### [Input material]
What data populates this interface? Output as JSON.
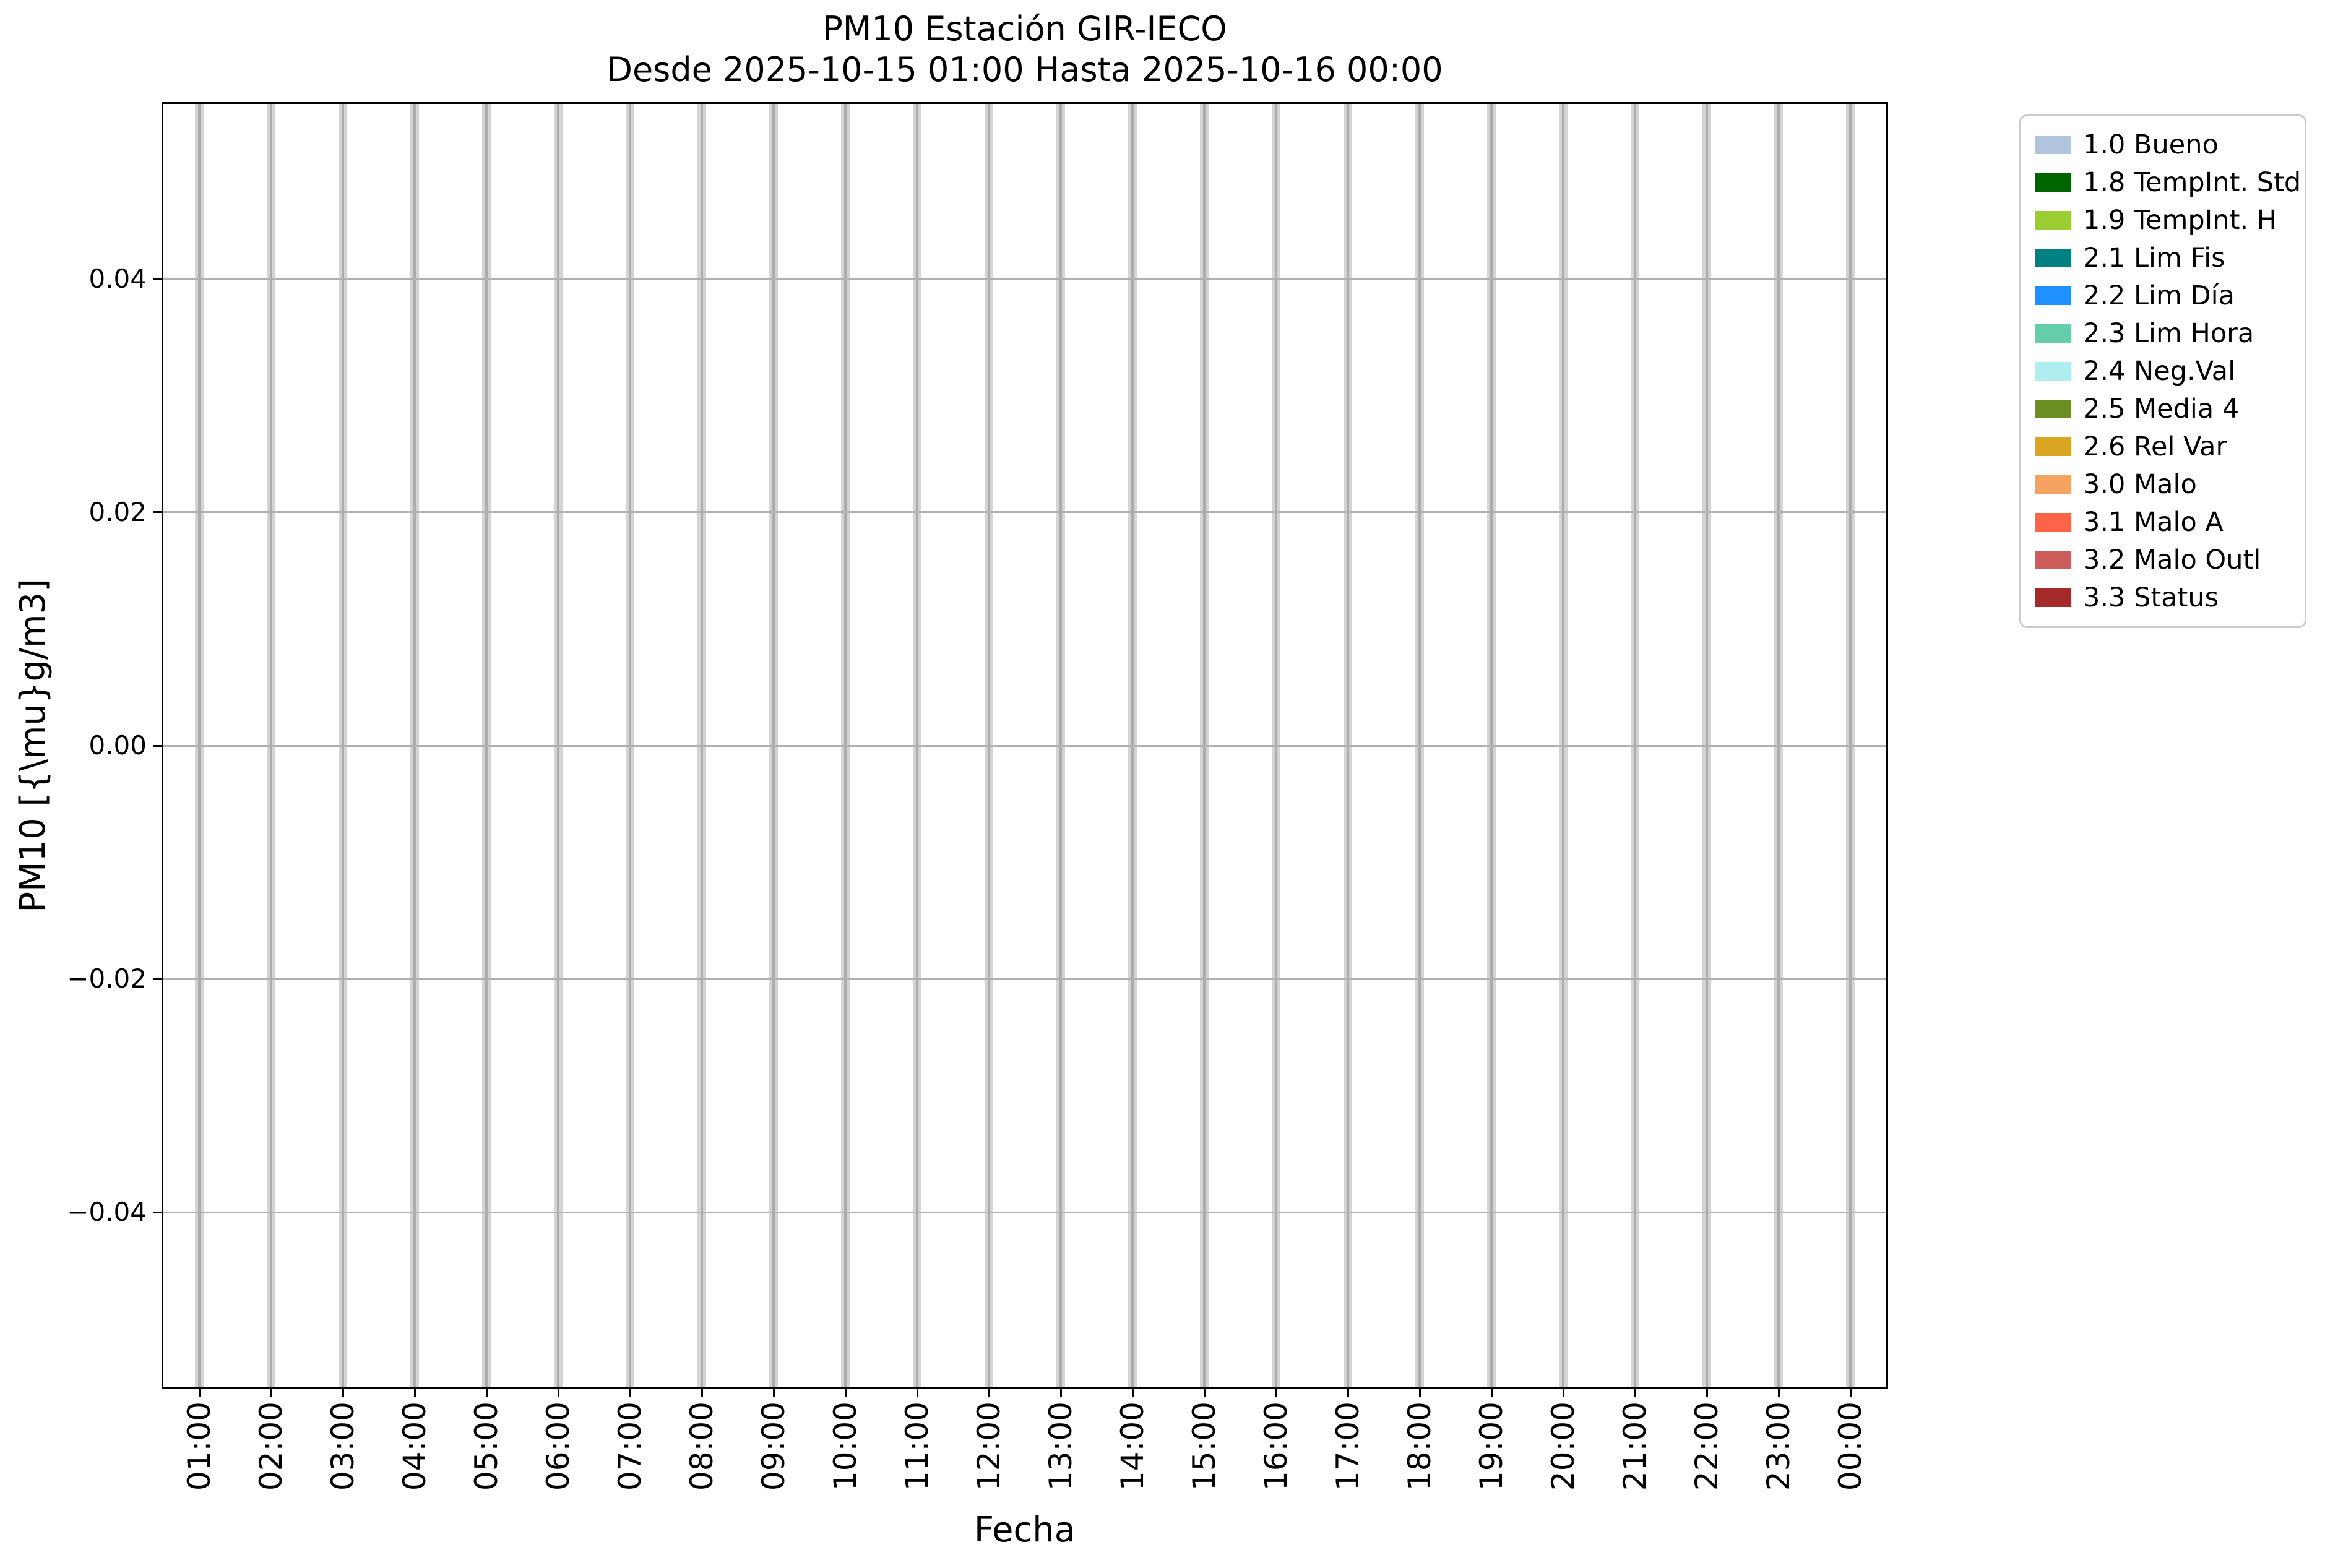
{
  "title": "PM10 Estación GIR-IECO",
  "subtitle": "Desde 2025-10-15 01:00 Hasta 2025-10-16 00:00",
  "xlabel": "Fecha",
  "ylabel": "PM10 [{\\mu}g/m3]",
  "ytick_labels": [
    "0.04",
    "0.02",
    "0.00",
    "−0.02",
    "−0.04"
  ],
  "chart_data": {
    "type": "bar",
    "title": "PM10 Estación GIR-IECO",
    "subtitle": "Desde 2025-10-15 01:00 Hasta 2025-10-16 00:00",
    "xlabel": "Fecha",
    "ylabel": "PM10 [{\\mu}g/m3]",
    "categories": [
      "01:00",
      "02:00",
      "03:00",
      "04:00",
      "05:00",
      "06:00",
      "07:00",
      "08:00",
      "09:00",
      "10:00",
      "11:00",
      "12:00",
      "13:00",
      "14:00",
      "15:00",
      "16:00",
      "17:00",
      "18:00",
      "19:00",
      "20:00",
      "21:00",
      "22:00",
      "23:00",
      "00:00"
    ],
    "series": [],
    "values_note": "no PM10 bar heights visible; every hour shows a full-height light-gray placeholder stripe",
    "placeholder_stripes": {
      "at_every_category": true,
      "color": "#d4d4d4"
    },
    "ylim": [
      -0.055,
      0.055
    ],
    "yticks": [
      0.04,
      0.02,
      0.0,
      -0.02,
      -0.04
    ],
    "grid": true,
    "grid_color": "#ababab",
    "legend_position": "outside upper right",
    "legend": [
      {
        "label": "1.0 Bueno",
        "color": "#b0c4de"
      },
      {
        "label": "1.8 TempInt. Std",
        "color": "#006400"
      },
      {
        "label": "1.9 TempInt. H",
        "color": "#9acd32"
      },
      {
        "label": "2.1 Lim Fis",
        "color": "#008080"
      },
      {
        "label": "2.2 Lim Día",
        "color": "#1e90ff"
      },
      {
        "label": "2.3 Lim Hora",
        "color": "#66cdaa"
      },
      {
        "label": "2.4 Neg.Val",
        "color": "#afeeee"
      },
      {
        "label": "2.5 Media 4",
        "color": "#6b8e23"
      },
      {
        "label": "2.6 Rel Var",
        "color": "#daa520"
      },
      {
        "label": "3.0 Malo",
        "color": "#f4a460"
      },
      {
        "label": "3.1 Malo A",
        "color": "#ff6347"
      },
      {
        "label": "3.2 Malo Outl",
        "color": "#cd5c5c"
      },
      {
        "label": "3.3 Status",
        "color": "#a52a2a"
      }
    ]
  }
}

### [Goal]
Using the records above, retype everything exactly except the pictures.

### [Task result]
What data populates this interface? Output as JSON.
{
  "title": "PM10 Estación GIR-IECO",
  "subtitle": "Desde 2025-10-15 01:00 Hasta 2025-10-16 00:00",
  "xlabel": "Fecha",
  "ylabel": "PM10 [{\\mu}g/m3]",
  "ytick_labels": [
    "0.04",
    "0.02",
    "0.00",
    "−0.02",
    "−0.04"
  ],
  "chart_data": {
    "type": "bar",
    "title": "PM10 Estación GIR-IECO",
    "subtitle": "Desde 2025-10-15 01:00 Hasta 2025-10-16 00:00",
    "xlabel": "Fecha",
    "ylabel": "PM10 [{\\mu}g/m3]",
    "categories": [
      "01:00",
      "02:00",
      "03:00",
      "04:00",
      "05:00",
      "06:00",
      "07:00",
      "08:00",
      "09:00",
      "10:00",
      "11:00",
      "12:00",
      "13:00",
      "14:00",
      "15:00",
      "16:00",
      "17:00",
      "18:00",
      "19:00",
      "20:00",
      "21:00",
      "22:00",
      "23:00",
      "00:00"
    ],
    "series": [],
    "values_note": "no PM10 bar heights visible; every hour shows a full-height light-gray placeholder stripe",
    "placeholder_stripes": {
      "at_every_category": true,
      "color": "#d4d4d4"
    },
    "ylim": [
      -0.055,
      0.055
    ],
    "yticks": [
      0.04,
      0.02,
      0.0,
      -0.02,
      -0.04
    ],
    "grid": true,
    "grid_color": "#ababab",
    "legend_position": "outside upper right",
    "legend": [
      {
        "label": "1.0 Bueno",
        "color": "#b0c4de"
      },
      {
        "label": "1.8 TempInt. Std",
        "color": "#006400"
      },
      {
        "label": "1.9 TempInt. H",
        "color": "#9acd32"
      },
      {
        "label": "2.1 Lim Fis",
        "color": "#008080"
      },
      {
        "label": "2.2 Lim Día",
        "color": "#1e90ff"
      },
      {
        "label": "2.3 Lim Hora",
        "color": "#66cdaa"
      },
      {
        "label": "2.4 Neg.Val",
        "color": "#afeeee"
      },
      {
        "label": "2.5 Media 4",
        "color": "#6b8e23"
      },
      {
        "label": "2.6 Rel Var",
        "color": "#daa520"
      },
      {
        "label": "3.0 Malo",
        "color": "#f4a460"
      },
      {
        "label": "3.1 Malo A",
        "color": "#ff6347"
      },
      {
        "label": "3.2 Malo Outl",
        "color": "#cd5c5c"
      },
      {
        "label": "3.3 Status",
        "color": "#a52a2a"
      }
    ]
  }
}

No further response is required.